Task details: Using the data below, return all lines in which "GvBerl" appears.

Records for this task:
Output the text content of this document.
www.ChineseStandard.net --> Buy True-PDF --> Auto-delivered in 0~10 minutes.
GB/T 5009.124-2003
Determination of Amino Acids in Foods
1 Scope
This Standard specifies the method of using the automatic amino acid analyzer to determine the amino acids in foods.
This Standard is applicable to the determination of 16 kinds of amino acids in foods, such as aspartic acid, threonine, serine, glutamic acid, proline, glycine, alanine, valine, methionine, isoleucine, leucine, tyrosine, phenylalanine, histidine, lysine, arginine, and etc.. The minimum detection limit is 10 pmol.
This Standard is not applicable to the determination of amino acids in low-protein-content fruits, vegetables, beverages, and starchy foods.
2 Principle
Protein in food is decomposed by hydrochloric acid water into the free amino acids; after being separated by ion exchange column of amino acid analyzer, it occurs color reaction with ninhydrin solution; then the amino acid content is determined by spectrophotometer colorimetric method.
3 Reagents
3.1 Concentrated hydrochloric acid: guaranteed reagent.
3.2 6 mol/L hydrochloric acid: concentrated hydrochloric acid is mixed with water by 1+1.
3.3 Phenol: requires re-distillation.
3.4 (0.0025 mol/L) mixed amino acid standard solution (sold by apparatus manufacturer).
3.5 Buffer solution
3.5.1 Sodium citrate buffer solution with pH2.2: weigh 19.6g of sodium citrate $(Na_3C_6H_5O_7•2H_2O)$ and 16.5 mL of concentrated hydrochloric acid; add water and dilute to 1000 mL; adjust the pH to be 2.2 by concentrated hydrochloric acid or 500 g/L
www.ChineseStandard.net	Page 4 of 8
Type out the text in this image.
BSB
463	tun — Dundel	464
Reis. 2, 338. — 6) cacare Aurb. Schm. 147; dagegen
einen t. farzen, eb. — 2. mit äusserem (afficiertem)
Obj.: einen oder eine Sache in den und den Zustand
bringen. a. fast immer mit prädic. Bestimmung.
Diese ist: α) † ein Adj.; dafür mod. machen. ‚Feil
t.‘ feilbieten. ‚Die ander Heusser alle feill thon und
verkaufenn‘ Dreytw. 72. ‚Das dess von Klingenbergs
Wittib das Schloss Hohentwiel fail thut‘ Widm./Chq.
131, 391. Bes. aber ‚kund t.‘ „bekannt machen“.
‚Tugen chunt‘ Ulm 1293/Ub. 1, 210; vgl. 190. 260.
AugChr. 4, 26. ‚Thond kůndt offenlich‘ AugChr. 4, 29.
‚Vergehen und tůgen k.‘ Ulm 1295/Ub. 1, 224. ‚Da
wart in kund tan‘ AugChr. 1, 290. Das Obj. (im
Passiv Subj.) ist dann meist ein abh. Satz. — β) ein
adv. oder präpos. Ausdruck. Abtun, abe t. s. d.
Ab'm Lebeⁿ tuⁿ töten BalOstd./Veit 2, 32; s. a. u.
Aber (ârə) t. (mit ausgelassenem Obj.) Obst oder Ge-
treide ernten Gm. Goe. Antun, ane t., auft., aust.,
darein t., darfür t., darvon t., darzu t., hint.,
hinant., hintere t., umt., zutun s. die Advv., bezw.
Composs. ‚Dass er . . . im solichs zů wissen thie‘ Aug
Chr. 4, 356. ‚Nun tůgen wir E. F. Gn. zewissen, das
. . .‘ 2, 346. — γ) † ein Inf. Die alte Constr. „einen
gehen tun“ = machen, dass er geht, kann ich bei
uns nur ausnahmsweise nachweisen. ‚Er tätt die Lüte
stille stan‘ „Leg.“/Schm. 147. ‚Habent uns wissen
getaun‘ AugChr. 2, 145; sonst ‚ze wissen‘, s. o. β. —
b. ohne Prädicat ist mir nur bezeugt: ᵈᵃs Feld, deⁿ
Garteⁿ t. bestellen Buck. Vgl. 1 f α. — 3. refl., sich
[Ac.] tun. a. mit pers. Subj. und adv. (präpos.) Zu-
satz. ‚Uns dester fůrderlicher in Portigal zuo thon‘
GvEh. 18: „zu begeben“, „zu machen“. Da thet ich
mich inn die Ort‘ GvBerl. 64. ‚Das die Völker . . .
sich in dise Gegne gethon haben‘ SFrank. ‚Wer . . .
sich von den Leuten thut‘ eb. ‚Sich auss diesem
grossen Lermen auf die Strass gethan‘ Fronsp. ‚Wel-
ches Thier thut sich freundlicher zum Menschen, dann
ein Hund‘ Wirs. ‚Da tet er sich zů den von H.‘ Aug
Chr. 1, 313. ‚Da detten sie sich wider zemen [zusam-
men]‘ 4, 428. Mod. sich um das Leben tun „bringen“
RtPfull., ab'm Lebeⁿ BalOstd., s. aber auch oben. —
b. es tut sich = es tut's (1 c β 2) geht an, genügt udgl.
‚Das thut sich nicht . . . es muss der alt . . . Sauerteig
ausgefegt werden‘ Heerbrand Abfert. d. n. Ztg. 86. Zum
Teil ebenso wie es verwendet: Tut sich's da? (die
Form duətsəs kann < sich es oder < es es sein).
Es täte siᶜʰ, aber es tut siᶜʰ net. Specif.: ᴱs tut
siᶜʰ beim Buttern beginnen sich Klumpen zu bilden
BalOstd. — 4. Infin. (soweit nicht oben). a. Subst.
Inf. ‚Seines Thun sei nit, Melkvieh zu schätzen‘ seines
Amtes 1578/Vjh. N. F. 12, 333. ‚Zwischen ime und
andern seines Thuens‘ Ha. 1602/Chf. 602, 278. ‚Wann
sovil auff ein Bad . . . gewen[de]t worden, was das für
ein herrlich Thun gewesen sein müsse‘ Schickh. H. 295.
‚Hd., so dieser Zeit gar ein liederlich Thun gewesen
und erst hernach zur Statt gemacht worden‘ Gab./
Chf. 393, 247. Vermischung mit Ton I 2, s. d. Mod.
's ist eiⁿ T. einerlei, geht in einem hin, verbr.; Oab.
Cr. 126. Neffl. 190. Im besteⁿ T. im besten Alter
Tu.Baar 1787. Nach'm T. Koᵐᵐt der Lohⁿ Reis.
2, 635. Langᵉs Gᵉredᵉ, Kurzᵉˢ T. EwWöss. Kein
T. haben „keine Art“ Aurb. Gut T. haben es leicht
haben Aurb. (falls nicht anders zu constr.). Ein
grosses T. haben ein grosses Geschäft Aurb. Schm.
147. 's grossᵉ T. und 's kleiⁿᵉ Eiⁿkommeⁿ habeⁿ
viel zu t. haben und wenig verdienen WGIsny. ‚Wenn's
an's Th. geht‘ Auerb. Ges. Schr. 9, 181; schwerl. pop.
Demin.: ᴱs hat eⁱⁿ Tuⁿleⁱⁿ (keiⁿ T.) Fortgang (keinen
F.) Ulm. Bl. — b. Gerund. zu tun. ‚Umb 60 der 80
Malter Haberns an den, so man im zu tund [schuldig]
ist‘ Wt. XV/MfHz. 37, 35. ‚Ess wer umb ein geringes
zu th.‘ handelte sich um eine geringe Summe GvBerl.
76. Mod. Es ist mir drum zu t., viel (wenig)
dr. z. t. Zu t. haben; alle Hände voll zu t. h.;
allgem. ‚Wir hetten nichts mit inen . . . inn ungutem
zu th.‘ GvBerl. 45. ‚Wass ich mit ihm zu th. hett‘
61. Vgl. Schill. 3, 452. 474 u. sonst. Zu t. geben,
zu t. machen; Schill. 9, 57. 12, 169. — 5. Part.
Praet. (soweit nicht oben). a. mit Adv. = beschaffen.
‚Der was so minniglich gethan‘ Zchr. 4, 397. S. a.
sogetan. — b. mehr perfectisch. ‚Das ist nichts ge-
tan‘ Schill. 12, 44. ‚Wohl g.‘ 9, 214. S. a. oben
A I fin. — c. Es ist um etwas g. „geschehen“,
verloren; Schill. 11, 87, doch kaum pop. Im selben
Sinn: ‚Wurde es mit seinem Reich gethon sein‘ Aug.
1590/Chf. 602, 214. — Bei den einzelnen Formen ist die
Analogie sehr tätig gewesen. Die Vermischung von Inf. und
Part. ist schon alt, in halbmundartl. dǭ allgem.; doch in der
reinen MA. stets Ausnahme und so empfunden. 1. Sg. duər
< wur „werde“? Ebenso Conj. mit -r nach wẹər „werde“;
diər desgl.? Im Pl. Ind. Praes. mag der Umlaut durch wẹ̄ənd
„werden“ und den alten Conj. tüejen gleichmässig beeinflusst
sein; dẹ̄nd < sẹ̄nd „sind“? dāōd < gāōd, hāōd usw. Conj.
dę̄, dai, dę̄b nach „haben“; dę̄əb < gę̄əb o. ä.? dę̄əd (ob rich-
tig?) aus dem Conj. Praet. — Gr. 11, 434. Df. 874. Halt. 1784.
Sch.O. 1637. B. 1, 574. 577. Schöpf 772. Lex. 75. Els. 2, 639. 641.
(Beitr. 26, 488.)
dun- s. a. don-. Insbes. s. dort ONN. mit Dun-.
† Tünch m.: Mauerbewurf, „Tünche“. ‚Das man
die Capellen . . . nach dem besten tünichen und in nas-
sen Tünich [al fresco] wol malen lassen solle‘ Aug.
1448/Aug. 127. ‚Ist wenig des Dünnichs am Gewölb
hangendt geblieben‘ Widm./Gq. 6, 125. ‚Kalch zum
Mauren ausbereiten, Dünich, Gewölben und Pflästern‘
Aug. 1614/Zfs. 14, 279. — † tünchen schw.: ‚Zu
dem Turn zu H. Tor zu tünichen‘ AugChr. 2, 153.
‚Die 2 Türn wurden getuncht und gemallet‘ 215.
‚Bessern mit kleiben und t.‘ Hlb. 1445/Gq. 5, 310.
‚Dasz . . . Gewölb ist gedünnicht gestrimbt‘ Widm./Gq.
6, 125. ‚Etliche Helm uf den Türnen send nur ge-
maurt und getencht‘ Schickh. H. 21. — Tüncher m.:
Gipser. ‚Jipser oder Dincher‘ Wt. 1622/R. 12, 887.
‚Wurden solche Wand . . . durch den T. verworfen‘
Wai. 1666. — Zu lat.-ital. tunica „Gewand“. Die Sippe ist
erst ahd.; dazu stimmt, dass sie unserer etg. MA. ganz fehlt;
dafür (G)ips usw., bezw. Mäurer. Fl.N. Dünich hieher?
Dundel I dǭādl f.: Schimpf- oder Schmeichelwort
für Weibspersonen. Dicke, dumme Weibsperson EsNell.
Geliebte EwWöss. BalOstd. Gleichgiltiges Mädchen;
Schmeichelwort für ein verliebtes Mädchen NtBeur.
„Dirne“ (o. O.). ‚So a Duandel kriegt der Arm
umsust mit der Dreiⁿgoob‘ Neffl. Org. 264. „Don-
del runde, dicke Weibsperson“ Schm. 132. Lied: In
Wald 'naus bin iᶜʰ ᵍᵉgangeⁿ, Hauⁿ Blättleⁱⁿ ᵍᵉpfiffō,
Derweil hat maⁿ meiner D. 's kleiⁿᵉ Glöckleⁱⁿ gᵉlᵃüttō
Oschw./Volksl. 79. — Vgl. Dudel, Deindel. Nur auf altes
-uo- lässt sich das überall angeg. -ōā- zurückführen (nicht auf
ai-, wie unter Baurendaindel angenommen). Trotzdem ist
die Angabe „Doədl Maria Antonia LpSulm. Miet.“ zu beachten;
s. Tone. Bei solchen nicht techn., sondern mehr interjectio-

Solution to the exercise:
mich inn die Ort‘ GvBerl. 64. ‚Das die Völker . . .
zu th.‘ handelte sich um eine geringe Summe GvBerl.
zu th.‘ GvBerl. 45. ‚Wass ich mit ihm zu th. hett‘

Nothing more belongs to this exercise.